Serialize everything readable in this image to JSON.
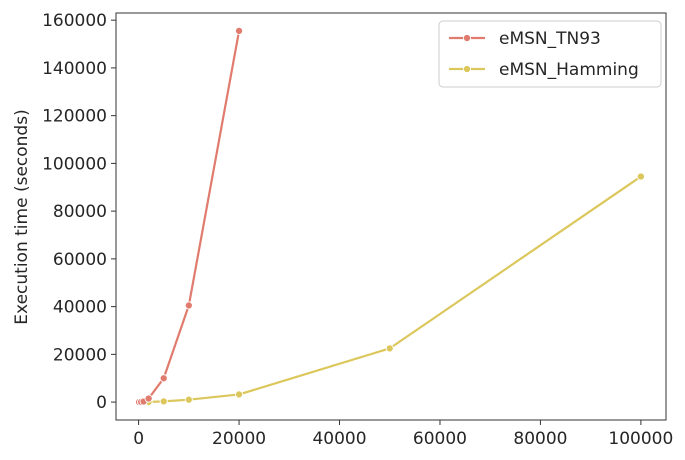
{
  "chart_data": {
    "type": "line",
    "title": "",
    "xlabel": "",
    "ylabel": "Execution time (seconds)",
    "xlim": [
      -4500,
      105000
    ],
    "ylim": [
      -7500,
      163000
    ],
    "xticks": [
      0,
      20000,
      40000,
      60000,
      80000,
      100000
    ],
    "yticks": [
      0,
      20000,
      40000,
      60000,
      80000,
      100000,
      120000,
      140000,
      160000
    ],
    "grid": false,
    "legend_position": "top-right",
    "series": [
      {
        "name": "eMSN_TN93",
        "color": "#e07b6e",
        "x": [
          100,
          500,
          1000,
          2000,
          5000,
          10000,
          20000
        ],
        "y": [
          5,
          60,
          250,
          1500,
          10000,
          40500,
          155500
        ]
      },
      {
        "name": "eMSN_Hamming",
        "color": "#dcc75c",
        "x": [
          100,
          500,
          1000,
          2000,
          5000,
          10000,
          20000,
          50000,
          100000
        ],
        "y": [
          1,
          5,
          15,
          60,
          300,
          1000,
          3200,
          22500,
          94500
        ]
      }
    ]
  }
}
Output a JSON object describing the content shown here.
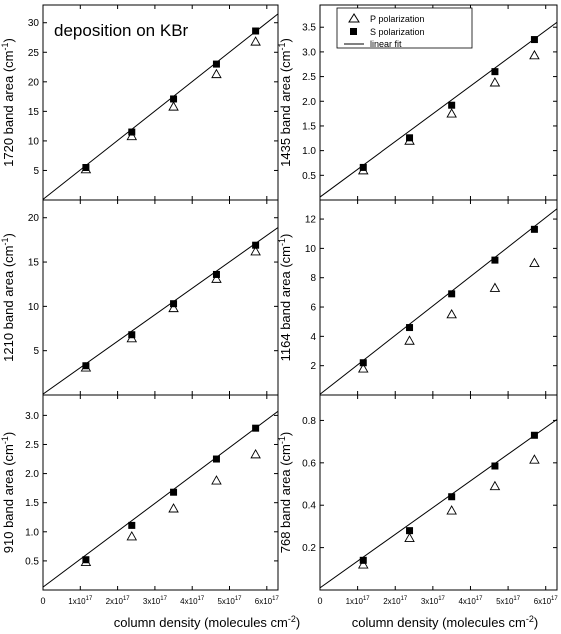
{
  "figure": {
    "annotation": "deposition on KBr",
    "xlabel_text": "column density (molecules cm",
    "xlabel_sup": "-2",
    "xlabel_close": ")",
    "x_ticks": [
      {
        "value": 1e+17,
        "mantissa": "1x10",
        "exp": "17"
      },
      {
        "value": 2e+17,
        "mantissa": "2x10",
        "exp": "17"
      },
      {
        "value": 3e+17,
        "mantissa": "3x10",
        "exp": "17"
      },
      {
        "value": 4e+17,
        "mantissa": "4x10",
        "exp": "17"
      },
      {
        "value": 5e+17,
        "mantissa": "5x10",
        "exp": "17"
      },
      {
        "value": 6e+17,
        "mantissa": "6x10",
        "exp": "17"
      }
    ],
    "x_zero_label": "0",
    "legend": {
      "p_label": "P polarization",
      "s_label": "S polarization",
      "fit_label": "linear fit"
    },
    "colors": {
      "axis": "#000000",
      "marker": "#000000",
      "background": "#ffffff"
    }
  },
  "chart_data": [
    {
      "type": "scatter",
      "panel": "top-left",
      "ylabel_prefix": "1720 band area (cm",
      "ylabel_sup": "-1",
      "ylabel_suffix": ")",
      "xlim": [
        0,
        6.3e+17
      ],
      "ylim": [
        0,
        33
      ],
      "yticks": [
        5,
        10,
        15,
        20,
        25,
        30
      ],
      "ytick_labels": [
        "5",
        "10",
        "15",
        "20",
        "25",
        "30"
      ],
      "x": [
        1.15e+17,
        2.38e+17,
        3.5e+17,
        4.65e+17,
        5.7e+17
      ],
      "series": [
        {
          "name": "P polarization",
          "marker": "open-triangle",
          "values": [
            5.2,
            10.8,
            15.8,
            21.3,
            26.8
          ]
        },
        {
          "name": "S polarization",
          "marker": "filled-square",
          "values": [
            5.5,
            11.5,
            17.1,
            23.0,
            28.6
          ]
        }
      ],
      "fit": {
        "name": "linear fit",
        "x": [
          0,
          6.3e+17
        ],
        "y": [
          0.1,
          31.5
        ]
      }
    },
    {
      "type": "scatter",
      "panel": "top-right",
      "ylabel_prefix": "1435 band area (cm",
      "ylabel_sup": "-1",
      "ylabel_suffix": ")",
      "xlim": [
        0,
        6.3e+17
      ],
      "ylim": [
        0,
        3.95
      ],
      "yticks": [
        0.5,
        1.0,
        1.5,
        2.0,
        2.5,
        3.0,
        3.5
      ],
      "ytick_labels": [
        "0.5",
        "1.0",
        "1.5",
        "2.0",
        "2.5",
        "3.0",
        "3.5"
      ],
      "x": [
        1.15e+17,
        2.38e+17,
        3.5e+17,
        4.65e+17,
        5.7e+17
      ],
      "series": [
        {
          "name": "P polarization",
          "marker": "open-triangle",
          "values": [
            0.6,
            1.2,
            1.75,
            2.38,
            2.93
          ]
        },
        {
          "name": "S polarization",
          "marker": "filled-square",
          "values": [
            0.66,
            1.26,
            1.92,
            2.6,
            3.25
          ]
        }
      ],
      "fit": {
        "name": "linear fit",
        "x": [
          0,
          6.3e+17
        ],
        "y": [
          0.06,
          3.6
        ]
      },
      "legend_position": "top-right"
    },
    {
      "type": "scatter",
      "panel": "middle-left",
      "ylabel_prefix": "1210 band area (cm",
      "ylabel_sup": "-1",
      "ylabel_suffix": ")",
      "xlim": [
        0,
        6.3e+17
      ],
      "ylim": [
        0,
        22
      ],
      "yticks": [
        5,
        10,
        15,
        20
      ],
      "ytick_labels": [
        "5",
        "10",
        "15",
        "20"
      ],
      "x": [
        1.15e+17,
        2.38e+17,
        3.5e+17,
        4.65e+17,
        5.7e+17
      ],
      "series": [
        {
          "name": "P polarization",
          "marker": "open-triangle",
          "values": [
            3.1,
            6.4,
            9.8,
            13.1,
            16.2
          ]
        },
        {
          "name": "S polarization",
          "marker": "filled-square",
          "values": [
            3.3,
            6.8,
            10.3,
            13.6,
            16.9
          ]
        }
      ],
      "fit": {
        "name": "linear fit",
        "x": [
          0,
          6.3e+17
        ],
        "y": [
          0.1,
          18.9
        ]
      }
    },
    {
      "type": "scatter",
      "panel": "middle-right",
      "ylabel_prefix": "1164 band area (cm",
      "ylabel_sup": "-1",
      "ylabel_suffix": ")",
      "xlim": [
        0,
        6.3e+17
      ],
      "ylim": [
        0,
        13.3
      ],
      "yticks": [
        2,
        4,
        6,
        8,
        10,
        12
      ],
      "ytick_labels": [
        "2",
        "4",
        "6",
        "8",
        "10",
        "12"
      ],
      "x": [
        1.15e+17,
        2.38e+17,
        3.5e+17,
        4.65e+17,
        5.7e+17
      ],
      "series": [
        {
          "name": "P polarization",
          "marker": "open-triangle",
          "values": [
            1.8,
            3.7,
            5.5,
            7.3,
            9.0
          ]
        },
        {
          "name": "S polarization",
          "marker": "filled-square",
          "values": [
            2.2,
            4.6,
            6.9,
            9.2,
            11.3
          ]
        }
      ],
      "fit": {
        "name": "linear fit",
        "x": [
          0,
          6.3e+17
        ],
        "y": [
          0.05,
          12.7
        ]
      }
    },
    {
      "type": "scatter",
      "panel": "bottom-left",
      "ylabel_prefix": "910 band area (cm",
      "ylabel_sup": "-1",
      "ylabel_suffix": ")",
      "xlim": [
        0,
        6.3e+17
      ],
      "ylim": [
        0,
        3.35
      ],
      "yticks": [
        0.5,
        1.0,
        1.5,
        2.0,
        2.5,
        3.0
      ],
      "ytick_labels": [
        "0.5",
        "1.0",
        "1.5",
        "2.0",
        "2.5",
        "3.0"
      ],
      "x": [
        1.15e+17,
        2.38e+17,
        3.5e+17,
        4.65e+17,
        5.7e+17
      ],
      "series": [
        {
          "name": "P polarization",
          "marker": "open-triangle",
          "values": [
            0.48,
            0.92,
            1.4,
            1.88,
            2.33
          ]
        },
        {
          "name": "S polarization",
          "marker": "filled-square",
          "values": [
            0.52,
            1.11,
            1.68,
            2.25,
            2.78
          ]
        }
      ],
      "fit": {
        "name": "linear fit",
        "x": [
          0,
          6.3e+17
        ],
        "y": [
          0.05,
          3.07
        ]
      }
    },
    {
      "type": "scatter",
      "panel": "bottom-right",
      "ylabel_prefix": "768 band area (cm",
      "ylabel_sup": "-1",
      "ylabel_suffix": ")",
      "xlim": [
        0,
        6.3e+17
      ],
      "ylim": [
        0,
        0.92
      ],
      "yticks": [
        0.2,
        0.4,
        0.6,
        0.8
      ],
      "ytick_labels": [
        "0.2",
        "0.4",
        "0.6",
        "0.8"
      ],
      "x": [
        1.15e+17,
        2.38e+17,
        3.5e+17,
        4.65e+17,
        5.7e+17
      ],
      "series": [
        {
          "name": "P polarization",
          "marker": "open-triangle",
          "values": [
            0.12,
            0.245,
            0.375,
            0.49,
            0.615
          ]
        },
        {
          "name": "S polarization",
          "marker": "filled-square",
          "values": [
            0.14,
            0.28,
            0.44,
            0.585,
            0.73
          ]
        }
      ],
      "fit": {
        "name": "linear fit",
        "x": [
          0,
          6.3e+17
        ],
        "y": [
          0.01,
          0.805
        ]
      }
    }
  ]
}
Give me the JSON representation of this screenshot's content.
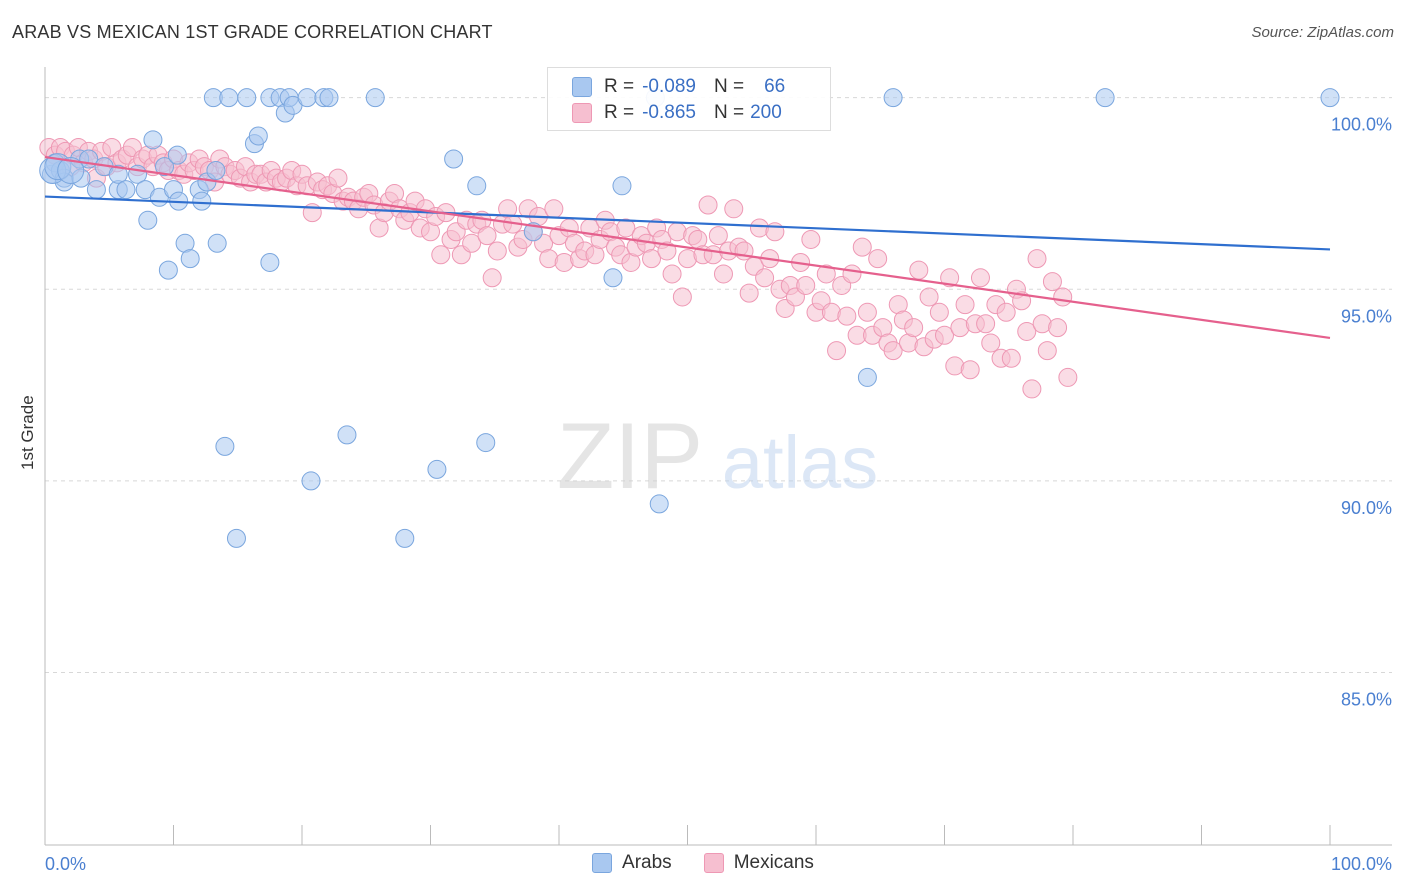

- [The task]: Say how many lines of the data include the word "middle". Nothing other than the number should be given.

- [Written reply]: 2